— Layout coordinate data —
▬▬▬▬▬▬▬▬▬▬

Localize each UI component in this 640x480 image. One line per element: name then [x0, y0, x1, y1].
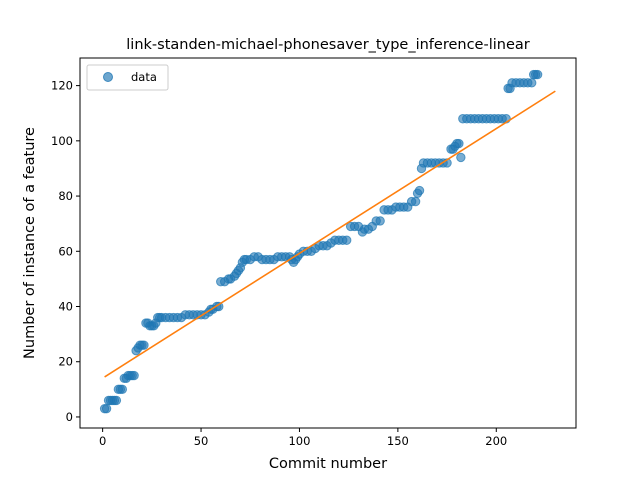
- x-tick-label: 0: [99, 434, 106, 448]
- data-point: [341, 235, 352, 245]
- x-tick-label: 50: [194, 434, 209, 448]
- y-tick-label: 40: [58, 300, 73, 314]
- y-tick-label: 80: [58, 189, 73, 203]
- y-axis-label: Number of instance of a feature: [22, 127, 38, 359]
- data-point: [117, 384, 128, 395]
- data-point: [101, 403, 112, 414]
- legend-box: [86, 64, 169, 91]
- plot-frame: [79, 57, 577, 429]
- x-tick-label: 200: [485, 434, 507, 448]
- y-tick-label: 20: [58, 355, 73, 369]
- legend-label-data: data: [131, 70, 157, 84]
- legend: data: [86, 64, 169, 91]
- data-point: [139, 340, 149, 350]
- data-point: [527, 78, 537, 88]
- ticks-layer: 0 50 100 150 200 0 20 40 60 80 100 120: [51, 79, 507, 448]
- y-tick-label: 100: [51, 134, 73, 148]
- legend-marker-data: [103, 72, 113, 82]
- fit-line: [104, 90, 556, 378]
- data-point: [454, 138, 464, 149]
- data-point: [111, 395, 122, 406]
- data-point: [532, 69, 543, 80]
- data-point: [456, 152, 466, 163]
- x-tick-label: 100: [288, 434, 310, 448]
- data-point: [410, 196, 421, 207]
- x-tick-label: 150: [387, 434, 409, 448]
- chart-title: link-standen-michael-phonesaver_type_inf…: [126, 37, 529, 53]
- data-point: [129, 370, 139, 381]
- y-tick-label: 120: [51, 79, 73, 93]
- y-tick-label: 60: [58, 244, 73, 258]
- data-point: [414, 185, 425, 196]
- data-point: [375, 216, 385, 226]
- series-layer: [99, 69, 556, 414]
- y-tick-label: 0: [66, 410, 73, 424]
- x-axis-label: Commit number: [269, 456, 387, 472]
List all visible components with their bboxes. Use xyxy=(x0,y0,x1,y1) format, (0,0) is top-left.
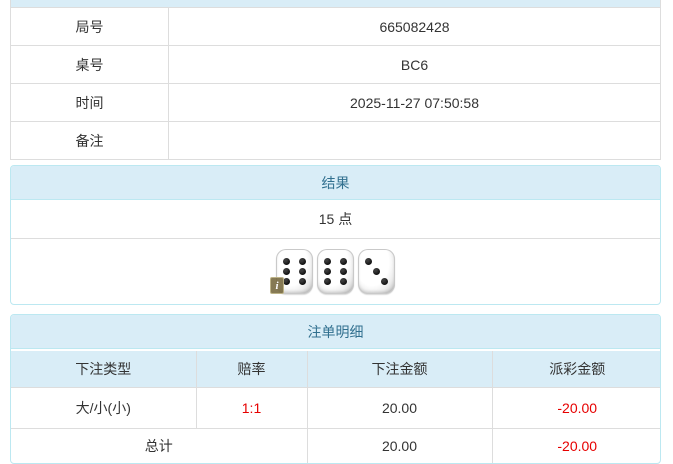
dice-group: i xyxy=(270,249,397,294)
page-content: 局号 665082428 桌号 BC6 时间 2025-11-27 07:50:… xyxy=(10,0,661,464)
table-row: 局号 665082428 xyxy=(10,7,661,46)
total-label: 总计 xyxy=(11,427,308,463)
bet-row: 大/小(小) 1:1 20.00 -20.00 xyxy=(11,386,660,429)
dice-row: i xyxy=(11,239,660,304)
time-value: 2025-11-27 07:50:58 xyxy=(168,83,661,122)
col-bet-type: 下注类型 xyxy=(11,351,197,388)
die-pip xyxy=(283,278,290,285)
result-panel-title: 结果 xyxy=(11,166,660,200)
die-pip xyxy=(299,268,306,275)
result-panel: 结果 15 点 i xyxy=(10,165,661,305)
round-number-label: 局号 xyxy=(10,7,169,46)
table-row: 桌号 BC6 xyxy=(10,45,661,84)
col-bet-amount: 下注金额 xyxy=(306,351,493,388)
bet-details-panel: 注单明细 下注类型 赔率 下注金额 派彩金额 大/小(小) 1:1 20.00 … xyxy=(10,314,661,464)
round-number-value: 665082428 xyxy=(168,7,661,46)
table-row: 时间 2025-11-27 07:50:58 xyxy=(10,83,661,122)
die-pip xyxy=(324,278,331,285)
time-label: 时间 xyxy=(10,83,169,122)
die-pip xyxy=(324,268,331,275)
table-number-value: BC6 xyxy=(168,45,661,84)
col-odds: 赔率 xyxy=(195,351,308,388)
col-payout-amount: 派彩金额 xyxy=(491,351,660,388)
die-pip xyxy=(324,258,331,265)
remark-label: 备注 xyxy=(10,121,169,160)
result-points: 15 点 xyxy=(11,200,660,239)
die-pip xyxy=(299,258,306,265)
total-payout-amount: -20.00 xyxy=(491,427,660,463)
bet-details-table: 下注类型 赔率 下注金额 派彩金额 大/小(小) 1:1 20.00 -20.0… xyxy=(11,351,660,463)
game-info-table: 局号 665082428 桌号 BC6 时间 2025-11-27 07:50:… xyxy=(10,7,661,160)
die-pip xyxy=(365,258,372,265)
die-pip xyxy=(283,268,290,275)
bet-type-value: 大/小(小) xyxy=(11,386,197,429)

▬▬▬▬▬▬▬▬▬▬

— WHAT IS EXPECTED —
Copy the lines of the records above without changes, starting at the line containing "dice-group: i xyxy=(270,249,397,294)" and ending at the line containing "bet-row: 大/小(小) 1:1", both included.

— EXPECTED OUTPUT —
dice-group: i xyxy=(270,249,397,294)
page-content: 局号 665082428 桌号 BC6 时间 2025-11-27 07:50:… xyxy=(10,0,661,464)
table-row: 局号 665082428 xyxy=(10,7,661,46)
total-label: 总计 xyxy=(11,427,308,463)
bet-row: 大/小(小) 1:1 20.00 -20.00 xyxy=(11,386,660,429)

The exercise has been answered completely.